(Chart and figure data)
--- BEGIN ---

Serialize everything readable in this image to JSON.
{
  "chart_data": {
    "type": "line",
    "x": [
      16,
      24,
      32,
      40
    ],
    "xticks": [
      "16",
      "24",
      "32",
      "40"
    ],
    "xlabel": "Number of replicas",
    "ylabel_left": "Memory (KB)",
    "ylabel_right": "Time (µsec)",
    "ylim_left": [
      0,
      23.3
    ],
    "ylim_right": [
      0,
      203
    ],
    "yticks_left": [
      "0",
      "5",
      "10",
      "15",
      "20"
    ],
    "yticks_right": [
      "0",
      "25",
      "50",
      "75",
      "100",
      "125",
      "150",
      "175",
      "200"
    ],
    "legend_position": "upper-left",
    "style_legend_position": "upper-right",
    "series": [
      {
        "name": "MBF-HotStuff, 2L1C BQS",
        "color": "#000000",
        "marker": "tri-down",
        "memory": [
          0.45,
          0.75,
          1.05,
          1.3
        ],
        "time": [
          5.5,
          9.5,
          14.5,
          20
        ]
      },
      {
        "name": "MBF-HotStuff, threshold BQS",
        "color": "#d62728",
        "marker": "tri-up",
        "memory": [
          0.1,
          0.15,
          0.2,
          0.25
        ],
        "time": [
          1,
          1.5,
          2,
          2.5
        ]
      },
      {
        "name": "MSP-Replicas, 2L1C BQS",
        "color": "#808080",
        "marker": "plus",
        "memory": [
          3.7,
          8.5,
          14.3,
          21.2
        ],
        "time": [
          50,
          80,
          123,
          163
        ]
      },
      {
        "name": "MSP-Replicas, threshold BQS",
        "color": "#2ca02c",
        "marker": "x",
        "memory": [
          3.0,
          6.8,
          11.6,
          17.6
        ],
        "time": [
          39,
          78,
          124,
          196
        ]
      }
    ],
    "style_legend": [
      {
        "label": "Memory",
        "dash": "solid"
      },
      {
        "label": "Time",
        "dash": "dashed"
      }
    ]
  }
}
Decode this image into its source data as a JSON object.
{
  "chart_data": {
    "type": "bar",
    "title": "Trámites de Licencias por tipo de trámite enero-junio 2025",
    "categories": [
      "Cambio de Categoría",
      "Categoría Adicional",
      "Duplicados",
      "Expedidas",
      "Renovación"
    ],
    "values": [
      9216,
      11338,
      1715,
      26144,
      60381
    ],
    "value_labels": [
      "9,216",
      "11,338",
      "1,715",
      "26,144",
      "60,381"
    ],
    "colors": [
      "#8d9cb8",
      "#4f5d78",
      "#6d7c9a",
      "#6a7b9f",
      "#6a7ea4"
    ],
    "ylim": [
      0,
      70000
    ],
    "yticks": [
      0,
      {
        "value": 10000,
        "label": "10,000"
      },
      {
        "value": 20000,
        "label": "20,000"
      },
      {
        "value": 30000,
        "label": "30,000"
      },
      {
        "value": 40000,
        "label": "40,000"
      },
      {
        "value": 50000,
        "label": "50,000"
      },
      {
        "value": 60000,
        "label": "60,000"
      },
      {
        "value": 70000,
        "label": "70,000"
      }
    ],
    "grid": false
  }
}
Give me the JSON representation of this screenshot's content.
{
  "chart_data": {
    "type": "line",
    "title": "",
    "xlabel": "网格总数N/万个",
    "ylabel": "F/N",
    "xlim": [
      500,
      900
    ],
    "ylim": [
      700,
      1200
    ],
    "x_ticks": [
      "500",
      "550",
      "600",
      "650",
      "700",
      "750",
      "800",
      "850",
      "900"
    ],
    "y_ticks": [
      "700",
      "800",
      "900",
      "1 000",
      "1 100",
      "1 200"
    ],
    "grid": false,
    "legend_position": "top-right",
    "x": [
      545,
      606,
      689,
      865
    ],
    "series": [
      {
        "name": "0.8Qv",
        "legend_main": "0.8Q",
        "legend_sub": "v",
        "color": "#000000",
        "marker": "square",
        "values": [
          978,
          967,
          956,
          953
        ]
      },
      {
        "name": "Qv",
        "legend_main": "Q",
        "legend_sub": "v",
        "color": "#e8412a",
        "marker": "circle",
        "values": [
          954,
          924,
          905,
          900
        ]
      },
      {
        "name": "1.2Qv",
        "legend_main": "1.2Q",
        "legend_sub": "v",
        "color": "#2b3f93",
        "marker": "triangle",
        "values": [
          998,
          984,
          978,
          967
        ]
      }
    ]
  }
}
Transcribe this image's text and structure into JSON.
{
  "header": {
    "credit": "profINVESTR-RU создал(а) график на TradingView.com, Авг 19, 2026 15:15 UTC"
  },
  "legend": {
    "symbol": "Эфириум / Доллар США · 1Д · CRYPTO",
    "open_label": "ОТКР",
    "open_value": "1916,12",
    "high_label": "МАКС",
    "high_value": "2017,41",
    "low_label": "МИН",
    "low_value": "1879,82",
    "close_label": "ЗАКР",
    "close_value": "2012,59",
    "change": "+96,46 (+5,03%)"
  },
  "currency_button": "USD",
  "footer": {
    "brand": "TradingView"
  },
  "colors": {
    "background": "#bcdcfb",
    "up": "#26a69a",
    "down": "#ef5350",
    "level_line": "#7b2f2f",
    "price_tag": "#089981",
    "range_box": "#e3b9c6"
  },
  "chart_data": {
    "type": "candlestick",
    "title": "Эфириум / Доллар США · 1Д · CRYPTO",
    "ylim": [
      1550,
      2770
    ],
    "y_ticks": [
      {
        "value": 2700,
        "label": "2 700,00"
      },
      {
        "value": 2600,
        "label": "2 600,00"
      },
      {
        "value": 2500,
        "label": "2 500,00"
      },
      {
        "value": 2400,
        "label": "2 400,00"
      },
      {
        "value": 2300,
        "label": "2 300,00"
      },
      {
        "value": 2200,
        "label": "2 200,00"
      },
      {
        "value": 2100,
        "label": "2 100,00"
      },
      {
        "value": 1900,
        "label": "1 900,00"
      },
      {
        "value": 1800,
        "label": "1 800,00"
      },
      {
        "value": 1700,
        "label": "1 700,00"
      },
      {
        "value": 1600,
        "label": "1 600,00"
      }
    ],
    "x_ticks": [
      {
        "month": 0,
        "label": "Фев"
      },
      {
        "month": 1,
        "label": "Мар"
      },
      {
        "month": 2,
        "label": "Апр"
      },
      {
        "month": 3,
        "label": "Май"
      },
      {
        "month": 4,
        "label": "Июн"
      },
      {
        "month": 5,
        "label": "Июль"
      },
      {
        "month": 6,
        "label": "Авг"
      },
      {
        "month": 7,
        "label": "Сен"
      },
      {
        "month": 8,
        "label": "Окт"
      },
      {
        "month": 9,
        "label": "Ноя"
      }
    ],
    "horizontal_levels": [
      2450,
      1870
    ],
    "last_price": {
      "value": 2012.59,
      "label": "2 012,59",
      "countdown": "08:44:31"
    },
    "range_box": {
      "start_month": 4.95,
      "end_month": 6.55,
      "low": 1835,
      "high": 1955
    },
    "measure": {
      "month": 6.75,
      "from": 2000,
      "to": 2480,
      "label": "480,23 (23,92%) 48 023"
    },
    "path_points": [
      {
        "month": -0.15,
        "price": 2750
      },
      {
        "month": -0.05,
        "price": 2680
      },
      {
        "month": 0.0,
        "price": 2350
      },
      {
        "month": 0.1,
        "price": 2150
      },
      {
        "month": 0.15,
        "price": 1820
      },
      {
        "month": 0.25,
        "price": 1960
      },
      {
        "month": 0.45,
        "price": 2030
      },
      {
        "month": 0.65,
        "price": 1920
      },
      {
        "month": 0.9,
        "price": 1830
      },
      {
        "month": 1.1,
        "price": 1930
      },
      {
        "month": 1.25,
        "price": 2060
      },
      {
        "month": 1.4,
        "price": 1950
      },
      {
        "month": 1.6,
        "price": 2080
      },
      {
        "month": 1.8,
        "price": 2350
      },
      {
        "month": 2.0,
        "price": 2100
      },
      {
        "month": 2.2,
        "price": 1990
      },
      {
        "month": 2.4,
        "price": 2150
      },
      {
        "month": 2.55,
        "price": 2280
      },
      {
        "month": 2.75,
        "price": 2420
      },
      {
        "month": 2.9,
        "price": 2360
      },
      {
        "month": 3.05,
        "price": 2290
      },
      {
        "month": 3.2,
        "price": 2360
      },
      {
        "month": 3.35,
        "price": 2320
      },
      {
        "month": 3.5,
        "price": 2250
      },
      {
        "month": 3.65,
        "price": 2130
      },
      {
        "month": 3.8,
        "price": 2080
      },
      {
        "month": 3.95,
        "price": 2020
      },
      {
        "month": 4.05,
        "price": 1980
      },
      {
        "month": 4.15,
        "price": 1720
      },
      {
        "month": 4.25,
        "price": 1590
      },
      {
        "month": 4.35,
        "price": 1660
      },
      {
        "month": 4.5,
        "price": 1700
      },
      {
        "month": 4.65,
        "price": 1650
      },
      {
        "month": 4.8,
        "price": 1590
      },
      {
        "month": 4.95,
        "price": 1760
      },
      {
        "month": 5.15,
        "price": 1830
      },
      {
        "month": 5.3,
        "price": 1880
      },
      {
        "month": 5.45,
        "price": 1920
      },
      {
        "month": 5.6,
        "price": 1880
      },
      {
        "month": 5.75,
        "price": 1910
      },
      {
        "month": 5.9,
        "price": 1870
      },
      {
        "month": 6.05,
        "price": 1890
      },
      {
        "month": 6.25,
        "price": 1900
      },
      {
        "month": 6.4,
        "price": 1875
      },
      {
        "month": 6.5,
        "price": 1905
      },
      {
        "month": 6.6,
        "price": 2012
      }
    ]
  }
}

--- END ---

§ TO BE DONE: Where does the word "name" appear? Return each line that holds it.

§ WORKED ANSWER:
        "name": "MBF-HotStuff, 2L1C BQS",
        "name": "MBF-HotStuff, threshold BQS",
        "name": "MSP-Replicas, 2L1C BQS",
        "name": "MSP-Replicas, threshold BQS",
        "name": "0.8Qv",
        "name": "Qv",
        "name": "1.2Qv",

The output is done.